> **WORK INSTRUCTIONS**
Give the material again in full, matching it exactly.

> **Items from a data source**
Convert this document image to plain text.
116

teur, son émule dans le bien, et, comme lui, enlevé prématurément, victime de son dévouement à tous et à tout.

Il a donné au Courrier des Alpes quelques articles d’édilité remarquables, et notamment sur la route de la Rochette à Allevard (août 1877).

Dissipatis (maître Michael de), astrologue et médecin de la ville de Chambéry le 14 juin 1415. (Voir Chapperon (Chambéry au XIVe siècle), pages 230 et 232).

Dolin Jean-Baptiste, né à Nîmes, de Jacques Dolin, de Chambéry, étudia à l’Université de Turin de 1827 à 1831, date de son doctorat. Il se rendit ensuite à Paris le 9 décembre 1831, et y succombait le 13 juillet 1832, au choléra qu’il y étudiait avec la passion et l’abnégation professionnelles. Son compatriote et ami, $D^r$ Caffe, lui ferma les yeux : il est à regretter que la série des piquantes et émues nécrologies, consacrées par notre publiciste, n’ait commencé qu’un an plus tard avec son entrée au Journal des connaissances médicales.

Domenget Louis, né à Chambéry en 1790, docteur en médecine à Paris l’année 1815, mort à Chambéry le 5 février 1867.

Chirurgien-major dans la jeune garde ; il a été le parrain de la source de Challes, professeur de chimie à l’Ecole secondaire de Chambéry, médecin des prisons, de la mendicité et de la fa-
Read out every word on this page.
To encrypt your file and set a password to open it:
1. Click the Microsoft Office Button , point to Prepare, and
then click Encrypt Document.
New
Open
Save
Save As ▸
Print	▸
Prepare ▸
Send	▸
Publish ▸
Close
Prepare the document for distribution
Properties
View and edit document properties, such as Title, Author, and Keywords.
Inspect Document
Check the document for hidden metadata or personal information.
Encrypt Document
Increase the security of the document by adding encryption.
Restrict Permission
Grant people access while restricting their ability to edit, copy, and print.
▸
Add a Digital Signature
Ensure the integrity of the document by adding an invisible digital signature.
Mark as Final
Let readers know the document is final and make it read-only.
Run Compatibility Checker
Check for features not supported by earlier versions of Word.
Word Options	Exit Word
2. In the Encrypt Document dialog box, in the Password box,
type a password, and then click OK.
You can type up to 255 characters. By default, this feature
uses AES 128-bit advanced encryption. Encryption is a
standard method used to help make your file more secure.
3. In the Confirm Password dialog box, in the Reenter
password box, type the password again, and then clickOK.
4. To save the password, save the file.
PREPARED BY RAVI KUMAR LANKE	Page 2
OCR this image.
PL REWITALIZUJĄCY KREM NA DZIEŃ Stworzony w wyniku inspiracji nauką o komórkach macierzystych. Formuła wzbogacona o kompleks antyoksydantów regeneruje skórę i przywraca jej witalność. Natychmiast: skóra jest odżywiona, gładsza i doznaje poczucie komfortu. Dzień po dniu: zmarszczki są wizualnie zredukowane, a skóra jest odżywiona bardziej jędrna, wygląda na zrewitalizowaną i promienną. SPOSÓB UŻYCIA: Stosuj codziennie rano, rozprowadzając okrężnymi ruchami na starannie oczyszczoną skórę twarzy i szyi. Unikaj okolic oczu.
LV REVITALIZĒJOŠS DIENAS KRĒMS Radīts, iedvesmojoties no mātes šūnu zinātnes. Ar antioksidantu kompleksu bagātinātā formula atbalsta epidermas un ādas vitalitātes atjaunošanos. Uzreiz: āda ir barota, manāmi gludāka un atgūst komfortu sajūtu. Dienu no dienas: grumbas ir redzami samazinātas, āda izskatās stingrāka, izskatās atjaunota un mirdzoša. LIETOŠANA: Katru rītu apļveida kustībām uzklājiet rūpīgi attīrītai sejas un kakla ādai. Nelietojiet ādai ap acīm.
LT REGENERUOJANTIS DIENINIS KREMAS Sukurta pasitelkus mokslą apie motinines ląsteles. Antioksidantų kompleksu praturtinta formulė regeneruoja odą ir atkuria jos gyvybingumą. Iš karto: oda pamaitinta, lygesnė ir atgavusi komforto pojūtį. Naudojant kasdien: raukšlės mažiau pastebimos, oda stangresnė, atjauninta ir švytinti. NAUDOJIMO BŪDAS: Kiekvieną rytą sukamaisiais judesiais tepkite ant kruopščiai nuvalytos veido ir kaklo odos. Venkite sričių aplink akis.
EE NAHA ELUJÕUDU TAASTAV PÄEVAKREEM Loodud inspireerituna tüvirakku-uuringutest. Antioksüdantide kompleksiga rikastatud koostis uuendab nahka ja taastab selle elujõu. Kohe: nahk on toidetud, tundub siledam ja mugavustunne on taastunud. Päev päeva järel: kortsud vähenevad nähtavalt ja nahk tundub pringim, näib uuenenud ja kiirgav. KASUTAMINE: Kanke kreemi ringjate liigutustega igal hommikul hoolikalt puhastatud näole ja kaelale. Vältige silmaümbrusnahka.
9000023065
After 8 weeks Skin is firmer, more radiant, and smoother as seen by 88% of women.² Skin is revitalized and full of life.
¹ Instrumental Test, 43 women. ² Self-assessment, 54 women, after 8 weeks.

> **OUTPUT BELOW**
Convert this document image to plain text.
116

teur, son émule dans le bien, et, comme lui, enlevé prématurément, victime de son dévouement à tous et à tout.

Il a donné au Courrier des Alpes quelques articles d’édilité remarquables, et notamment sur la route de la Rochette à Allevard (août 1877).

Dissipatis (maître Michael de), astrologue et médecin de la ville de Chambéry le 14 juin 1415. (Voir Chapperon (Chambéry au XIVe siècle), pages 230 et 232).

Dolin Jean-Baptiste, né à Nîmes, de Jacques Dolin, de Chambéry, étudia à l’Université de Turin de 1827 à 1831, date de son doctorat. Il se rendit ensuite à Paris le 9 décembre 1831, et y succombait le 13 juillet 1832, au choléra qu’il y étudiait avec la passion et l’abnégation professionnelles. Son compatriote et ami, $D^r$ Caffe, lui ferma les yeux : il est à regretter que la série des piquantes et émues nécrologies, consacrées par notre publiciste, n’ait commencé qu’un an plus tard avec son entrée au Journal des connaissances médicales.

Domenget Louis, né à Chambéry en 1790, docteur en médecine à Paris l’année 1815, mort à Chambéry le 5 février 1867.

Chirurgien-major dans la jeune garde ; il a été le parrain de la source de Challes, professeur de chimie à l’Ecole secondaire de Chambéry, médecin des prisons, de la mendicité et de la fa-
Read out every word on this page.
To encrypt your file and set a password to open it:
1. Click the Microsoft Office Button , point to Prepare, and
then click Encrypt Document.
New
Open
Save
Save As ▸
Print	▸
Prepare ▸
Send	▸
Publish ▸
Close
Prepare the document for distribution
Properties
View and edit document properties, such as Title, Author, and Keywords.
Inspect Document
Check the document for hidden metadata or personal information.
Encrypt Document
Increase the security of the document by adding encryption.
Restrict Permission
Grant people access while restricting their ability to edit, copy, and print.
▸
Add a Digital Signature
Ensure the integrity of the document by adding an invisible digital signature.
Mark as Final
Let readers know the document is final and make it read-only.
Run Compatibility Checker
Check for features not supported by earlier versions of Word.
Word Options	Exit Word
2. In the Encrypt Document dialog box, in the Password box,
type a password, and then click OK.
You can type up to 255 characters. By default, this feature
uses AES 128-bit advanced encryption. Encryption is a
standard method used to help make your file more secure.
3. In the Confirm Password dialog box, in the Reenter
password box, type the password again, and then clickOK.
4. To save the password, save the file.
PREPARED BY RAVI KUMAR LANKE	Page 2
OCR this image.
PL REWITALIZUJĄCY KREM NA DZIEŃ Stworzony w wyniku inspiracji nauką o komórkach macierzystych. Formuła wzbogacona o kompleks antyoksydantów regeneruje skórę i przywraca jej witalność. Natychmiast: skóra jest odżywiona, gładsza i doznaje poczucie komfortu. Dzień po dniu: zmarszczki są wizualnie zredukowane, a skóra jest odżywiona bardziej jędrna, wygląda na zrewitalizowaną i promienną. SPOSÓB UŻYCIA: Stosuj codziennie rano, rozprowadzając okrężnymi ruchami na starannie oczyszczoną skórę twarzy i szyi. Unikaj okolic oczu.
LV REVITALIZĒJOŠS DIENAS KRĒMS Radīts, iedvesmojoties no mātes šūnu zinātnes. Ar antioksidantu kompleksu bagātinātā formula atbalsta epidermas un ādas vitalitātes atjaunošanos. Uzreiz: āda ir barota, manāmi gludāka un atgūst komfortu sajūtu. Dienu no dienas: grumbas ir redzami samazinātas, āda izskatās stingrāka, izskatās atjaunota un mirdzoša. LIETOŠANA: Katru rītu apļveida kustībām uzklājiet rūpīgi attīrītai sejas un kakla ādai. Nelietojiet ādai ap acīm.
LT REGENERUOJANTIS DIENINIS KREMAS Sukurta pasitelkus mokslą apie motinines ląsteles. Antioksidantų kompleksu praturtinta formulė regeneruoja odą ir atkuria jos gyvybingumą. Iš karto: oda pamaitinta, lygesnė ir atgavusi komforto pojūtį. Naudojant kasdien: raukšlės mažiau pastebimos, oda stangresnė, atjauninta ir švytinti. NAUDOJIMO BŪDAS: Kiekvieną rytą sukamaisiais judesiais tepkite ant kruopščiai nuvalytos veido ir kaklo odos. Venkite sričių aplink akis.
EE NAHA ELUJÕUDU TAASTAV PÄEVAKREEM Loodud inspireerituna tüvirakku-uuringutest. Antioksüdantide kompleksiga rikastatud koostis uuendab nahka ja taastab selle elujõu. Kohe: nahk on toidetud, tundub siledam ja mugavustunne on taastunud. Päev päeva järel: kortsud vähenevad nähtavalt ja nahk tundub pringim, näib uuenenud ja kiirgav. KASUTAMINE: Kanke kreemi ringjate liigutustega igal hommikul hoolikalt puhastatud näole ja kaelale. Vältige silmaümbrusnahka.
9000023065
After 8 weeks Skin is firmer, more radiant, and smoother as seen by 88% of women.² Skin is revitalized and full of life.
¹ Instrumental Test, 43 women. ² Self-assessment, 54 women, after 8 weeks.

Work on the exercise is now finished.